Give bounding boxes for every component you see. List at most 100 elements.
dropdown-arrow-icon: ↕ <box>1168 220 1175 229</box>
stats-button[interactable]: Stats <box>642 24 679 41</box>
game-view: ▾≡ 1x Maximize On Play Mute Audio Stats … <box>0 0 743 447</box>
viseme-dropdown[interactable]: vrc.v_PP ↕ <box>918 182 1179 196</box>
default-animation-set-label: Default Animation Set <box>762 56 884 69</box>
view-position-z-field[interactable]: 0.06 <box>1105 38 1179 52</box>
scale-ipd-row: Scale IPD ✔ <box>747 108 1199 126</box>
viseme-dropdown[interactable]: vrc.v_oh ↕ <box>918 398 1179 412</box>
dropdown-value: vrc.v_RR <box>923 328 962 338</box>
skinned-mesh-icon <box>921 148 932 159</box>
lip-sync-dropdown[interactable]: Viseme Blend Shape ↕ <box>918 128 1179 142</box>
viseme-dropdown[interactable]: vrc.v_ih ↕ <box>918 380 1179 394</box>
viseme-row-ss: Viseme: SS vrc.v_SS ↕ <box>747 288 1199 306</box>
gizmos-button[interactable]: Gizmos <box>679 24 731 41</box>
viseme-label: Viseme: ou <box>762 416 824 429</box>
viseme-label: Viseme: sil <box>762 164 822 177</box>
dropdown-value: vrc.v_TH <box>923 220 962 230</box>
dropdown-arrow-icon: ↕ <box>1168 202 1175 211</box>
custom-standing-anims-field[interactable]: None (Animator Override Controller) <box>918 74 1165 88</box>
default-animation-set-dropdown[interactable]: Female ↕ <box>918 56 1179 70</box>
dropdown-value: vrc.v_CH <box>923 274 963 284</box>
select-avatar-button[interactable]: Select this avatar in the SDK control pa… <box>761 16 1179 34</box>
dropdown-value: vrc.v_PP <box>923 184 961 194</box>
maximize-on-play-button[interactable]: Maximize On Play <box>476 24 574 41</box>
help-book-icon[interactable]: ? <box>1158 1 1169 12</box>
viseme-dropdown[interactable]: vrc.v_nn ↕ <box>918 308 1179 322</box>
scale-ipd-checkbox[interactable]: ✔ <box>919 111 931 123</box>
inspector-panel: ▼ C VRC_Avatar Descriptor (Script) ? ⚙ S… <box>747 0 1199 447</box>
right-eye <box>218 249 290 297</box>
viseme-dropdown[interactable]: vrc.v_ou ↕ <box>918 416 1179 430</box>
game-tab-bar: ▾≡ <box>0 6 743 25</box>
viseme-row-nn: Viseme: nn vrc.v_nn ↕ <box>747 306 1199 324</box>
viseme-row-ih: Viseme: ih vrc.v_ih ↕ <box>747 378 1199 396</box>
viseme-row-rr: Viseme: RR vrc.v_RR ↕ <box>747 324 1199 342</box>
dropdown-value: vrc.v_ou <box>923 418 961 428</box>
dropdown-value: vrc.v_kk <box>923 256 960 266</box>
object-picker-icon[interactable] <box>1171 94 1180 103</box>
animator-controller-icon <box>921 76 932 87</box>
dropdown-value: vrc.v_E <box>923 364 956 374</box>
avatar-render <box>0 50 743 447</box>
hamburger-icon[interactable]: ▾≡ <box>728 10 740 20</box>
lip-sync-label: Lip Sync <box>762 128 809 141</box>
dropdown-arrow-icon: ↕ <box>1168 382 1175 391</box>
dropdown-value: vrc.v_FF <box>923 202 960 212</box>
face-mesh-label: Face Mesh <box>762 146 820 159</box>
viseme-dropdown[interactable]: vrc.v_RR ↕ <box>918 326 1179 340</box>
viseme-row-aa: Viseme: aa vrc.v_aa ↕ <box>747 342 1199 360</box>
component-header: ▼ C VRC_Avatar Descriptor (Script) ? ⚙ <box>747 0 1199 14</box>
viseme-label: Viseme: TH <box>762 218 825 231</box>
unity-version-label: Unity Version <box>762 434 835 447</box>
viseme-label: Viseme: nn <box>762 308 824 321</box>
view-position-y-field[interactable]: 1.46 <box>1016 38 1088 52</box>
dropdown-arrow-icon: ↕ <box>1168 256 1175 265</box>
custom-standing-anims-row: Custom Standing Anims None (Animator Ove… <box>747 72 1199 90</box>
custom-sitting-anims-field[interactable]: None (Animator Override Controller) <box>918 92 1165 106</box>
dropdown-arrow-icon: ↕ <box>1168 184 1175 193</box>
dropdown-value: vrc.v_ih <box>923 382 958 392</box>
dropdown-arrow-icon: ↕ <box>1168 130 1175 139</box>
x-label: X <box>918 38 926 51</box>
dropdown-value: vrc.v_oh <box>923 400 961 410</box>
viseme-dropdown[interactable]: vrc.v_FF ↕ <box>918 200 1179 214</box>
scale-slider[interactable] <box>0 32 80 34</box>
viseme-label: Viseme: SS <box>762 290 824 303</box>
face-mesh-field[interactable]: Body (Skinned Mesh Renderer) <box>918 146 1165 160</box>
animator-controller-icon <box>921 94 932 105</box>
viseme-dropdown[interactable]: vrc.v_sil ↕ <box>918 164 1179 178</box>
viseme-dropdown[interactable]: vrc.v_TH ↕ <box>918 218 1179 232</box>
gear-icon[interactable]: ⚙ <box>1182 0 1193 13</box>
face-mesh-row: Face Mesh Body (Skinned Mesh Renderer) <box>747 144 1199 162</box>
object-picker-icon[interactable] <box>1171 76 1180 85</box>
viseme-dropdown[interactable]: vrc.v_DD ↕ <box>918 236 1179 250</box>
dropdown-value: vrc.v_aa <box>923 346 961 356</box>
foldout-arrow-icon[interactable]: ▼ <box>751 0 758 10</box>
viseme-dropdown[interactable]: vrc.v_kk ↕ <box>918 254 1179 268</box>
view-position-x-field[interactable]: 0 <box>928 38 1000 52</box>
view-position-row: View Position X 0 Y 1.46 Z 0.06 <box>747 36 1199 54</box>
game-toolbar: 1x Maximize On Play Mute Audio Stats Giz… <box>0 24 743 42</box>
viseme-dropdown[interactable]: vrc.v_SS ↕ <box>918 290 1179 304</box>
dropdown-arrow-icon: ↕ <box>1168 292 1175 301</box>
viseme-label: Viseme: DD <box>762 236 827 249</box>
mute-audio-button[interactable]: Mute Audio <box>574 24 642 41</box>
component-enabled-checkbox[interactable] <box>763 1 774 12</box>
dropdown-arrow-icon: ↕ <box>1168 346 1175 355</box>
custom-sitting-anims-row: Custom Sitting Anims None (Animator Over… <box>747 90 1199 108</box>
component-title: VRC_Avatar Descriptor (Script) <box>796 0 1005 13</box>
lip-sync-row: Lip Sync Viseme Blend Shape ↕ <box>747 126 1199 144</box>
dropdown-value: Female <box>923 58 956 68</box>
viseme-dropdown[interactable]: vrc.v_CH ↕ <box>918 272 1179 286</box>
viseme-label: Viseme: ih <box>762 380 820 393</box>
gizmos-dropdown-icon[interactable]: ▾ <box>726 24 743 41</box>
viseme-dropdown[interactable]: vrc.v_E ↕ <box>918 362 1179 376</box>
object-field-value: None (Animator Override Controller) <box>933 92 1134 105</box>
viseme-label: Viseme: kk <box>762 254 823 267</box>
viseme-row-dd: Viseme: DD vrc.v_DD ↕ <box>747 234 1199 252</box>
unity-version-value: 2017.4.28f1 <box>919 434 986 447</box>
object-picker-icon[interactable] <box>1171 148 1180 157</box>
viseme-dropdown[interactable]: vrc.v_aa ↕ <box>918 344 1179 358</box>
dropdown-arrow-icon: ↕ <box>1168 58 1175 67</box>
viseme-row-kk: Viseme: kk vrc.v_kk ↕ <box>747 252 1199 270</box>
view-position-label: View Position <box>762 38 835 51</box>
--- --- ---
### Stated task
Substitute "Animator Controller" for "Animator Override Controller" everywhere in the records and write them out again with nothing else changed.

### Answer to the exercise
Give bounding boxes for every component you see. List at most 100 elements.
dropdown-arrow-icon: ↕ <box>1168 220 1175 229</box>
stats-button[interactable]: Stats <box>642 24 679 41</box>
game-view: ▾≡ 1x Maximize On Play Mute Audio Stats … <box>0 0 743 447</box>
viseme-dropdown[interactable]: vrc.v_PP ↕ <box>918 182 1179 196</box>
default-animation-set-label: Default Animation Set <box>762 56 884 69</box>
view-position-z-field[interactable]: 0.06 <box>1105 38 1179 52</box>
scale-ipd-row: Scale IPD ✔ <box>747 108 1199 126</box>
viseme-dropdown[interactable]: vrc.v_oh ↕ <box>918 398 1179 412</box>
dropdown-value: vrc.v_RR <box>923 328 962 338</box>
skinned-mesh-icon <box>921 148 932 159</box>
lip-sync-dropdown[interactable]: Viseme Blend Shape ↕ <box>918 128 1179 142</box>
viseme-dropdown[interactable]: vrc.v_ih ↕ <box>918 380 1179 394</box>
viseme-row-ss: Viseme: SS vrc.v_SS ↕ <box>747 288 1199 306</box>
gizmos-button[interactable]: Gizmos <box>679 24 731 41</box>
viseme-label: Viseme: ou <box>762 416 824 429</box>
viseme-label: Viseme: sil <box>762 164 822 177</box>
dropdown-value: vrc.v_TH <box>923 220 962 230</box>
dropdown-arrow-icon: ↕ <box>1168 202 1175 211</box>
custom-standing-anims-field[interactable]: None (Animator Controller) <box>918 74 1165 88</box>
default-animation-set-dropdown[interactable]: Female ↕ <box>918 56 1179 70</box>
dropdown-value: vrc.v_CH <box>923 274 963 284</box>
select-avatar-button[interactable]: Select this avatar in the SDK control pa… <box>761 16 1179 34</box>
dropdown-value: vrc.v_PP <box>923 184 961 194</box>
maximize-on-play-button[interactable]: Maximize On Play <box>476 24 574 41</box>
help-book-icon[interactable]: ? <box>1158 1 1169 12</box>
viseme-dropdown[interactable]: vrc.v_nn ↕ <box>918 308 1179 322</box>
scale-ipd-checkbox[interactable]: ✔ <box>919 111 931 123</box>
inspector-panel: ▼ C VRC_Avatar Descriptor (Script) ? ⚙ S… <box>747 0 1199 447</box>
right-eye <box>218 249 290 297</box>
viseme-dropdown[interactable]: vrc.v_ou ↕ <box>918 416 1179 430</box>
game-tab-bar: ▾≡ <box>0 6 743 25</box>
viseme-row-nn: Viseme: nn vrc.v_nn ↕ <box>747 306 1199 324</box>
viseme-row-ih: Viseme: ih vrc.v_ih ↕ <box>747 378 1199 396</box>
viseme-row-rr: Viseme: RR vrc.v_RR ↕ <box>747 324 1199 342</box>
dropdown-value: vrc.v_ou <box>923 418 961 428</box>
dropdown-value: vrc.v_kk <box>923 256 960 266</box>
object-picker-icon[interactable] <box>1171 94 1180 103</box>
animator-controller-icon <box>921 76 932 87</box>
dropdown-value: vrc.v_E <box>923 364 956 374</box>
avatar-render <box>0 50 743 447</box>
hamburger-icon[interactable]: ▾≡ <box>728 10 740 20</box>
lip-sync-label: Lip Sync <box>762 128 809 141</box>
dropdown-arrow-icon: ↕ <box>1168 382 1175 391</box>
dropdown-value: vrc.v_FF <box>923 202 960 212</box>
face-mesh-label: Face Mesh <box>762 146 820 159</box>
viseme-dropdown[interactable]: vrc.v_RR ↕ <box>918 326 1179 340</box>
viseme-row-aa: Viseme: aa vrc.v_aa ↕ <box>747 342 1199 360</box>
component-header: ▼ C VRC_Avatar Descriptor (Script) ? ⚙ <box>747 0 1199 14</box>
viseme-label: Viseme: TH <box>762 218 825 231</box>
unity-version-label: Unity Version <box>762 434 835 447</box>
viseme-label: Viseme: nn <box>762 308 824 321</box>
view-position-y-field[interactable]: 1.46 <box>1016 38 1088 52</box>
dropdown-arrow-icon: ↕ <box>1168 256 1175 265</box>
custom-standing-anims-row: Custom Standing Anims None (Animator Ove… <box>747 72 1199 90</box>
custom-sitting-anims-field[interactable]: None (Animator Controller) <box>918 92 1165 106</box>
dropdown-arrow-icon: ↕ <box>1168 184 1175 193</box>
dropdown-value: vrc.v_ih <box>923 382 958 392</box>
dropdown-arrow-icon: ↕ <box>1168 130 1175 139</box>
x-label: X <box>918 38 926 51</box>
dropdown-value: vrc.v_oh <box>923 400 961 410</box>
viseme-dropdown[interactable]: vrc.v_FF ↕ <box>918 200 1179 214</box>
scale-slider[interactable] <box>0 32 80 34</box>
viseme-label: Viseme: SS <box>762 290 824 303</box>
face-mesh-field[interactable]: Body (Skinned Mesh Renderer) <box>918 146 1165 160</box>
animator-controller-icon <box>921 94 932 105</box>
viseme-dropdown[interactable]: vrc.v_sil ↕ <box>918 164 1179 178</box>
viseme-dropdown[interactable]: vrc.v_TH ↕ <box>918 218 1179 232</box>
gear-icon[interactable]: ⚙ <box>1182 0 1193 13</box>
face-mesh-row: Face Mesh Body (Skinned Mesh Renderer) <box>747 144 1199 162</box>
object-picker-icon[interactable] <box>1171 76 1180 85</box>
viseme-dropdown[interactable]: vrc.v_DD ↕ <box>918 236 1179 250</box>
dropdown-value: vrc.v_aa <box>923 346 961 356</box>
foldout-arrow-icon[interactable]: ▼ <box>751 0 758 10</box>
viseme-dropdown[interactable]: vrc.v_kk ↕ <box>918 254 1179 268</box>
view-position-x-field[interactable]: 0 <box>928 38 1000 52</box>
view-position-row: View Position X 0 Y 1.46 Z 0.06 <box>747 36 1199 54</box>
game-toolbar: 1x Maximize On Play Mute Audio Stats Giz… <box>0 24 743 42</box>
viseme-dropdown[interactable]: vrc.v_SS ↕ <box>918 290 1179 304</box>
dropdown-arrow-icon: ↕ <box>1168 292 1175 301</box>
viseme-label: Viseme: DD <box>762 236 827 249</box>
mute-audio-button[interactable]: Mute Audio <box>574 24 642 41</box>
component-enabled-checkbox[interactable] <box>763 1 774 12</box>
dropdown-arrow-icon: ↕ <box>1168 346 1175 355</box>
custom-sitting-anims-row: Custom Sitting Anims None (Animator Over… <box>747 90 1199 108</box>
component-title: VRC_Avatar Descriptor (Script) <box>796 0 1005 13</box>
lip-sync-row: Lip Sync Viseme Blend Shape ↕ <box>747 126 1199 144</box>
dropdown-value: Female <box>923 58 956 68</box>
viseme-dropdown[interactable]: vrc.v_CH ↕ <box>918 272 1179 286</box>
viseme-label: Viseme: ih <box>762 380 820 393</box>
gizmos-dropdown-icon[interactable]: ▾ <box>726 24 743 41</box>
viseme-dropdown[interactable]: vrc.v_E ↕ <box>918 362 1179 376</box>
object-field-value: None (Animator Controller) <box>933 92 1134 105</box>
viseme-label: Viseme: kk <box>762 254 823 267</box>
viseme-row-dd: Viseme: DD vrc.v_DD ↕ <box>747 234 1199 252</box>
unity-version-value: 2017.4.28f1 <box>919 434 986 447</box>
object-picker-icon[interactable] <box>1171 148 1180 157</box>
viseme-dropdown[interactable]: vrc.v_aa ↕ <box>918 344 1179 358</box>
dropdown-arrow-icon: ↕ <box>1168 58 1175 67</box>
viseme-row-kk: Viseme: kk vrc.v_kk ↕ <box>747 252 1199 270</box>
view-position-label: View Position <box>762 38 835 51</box>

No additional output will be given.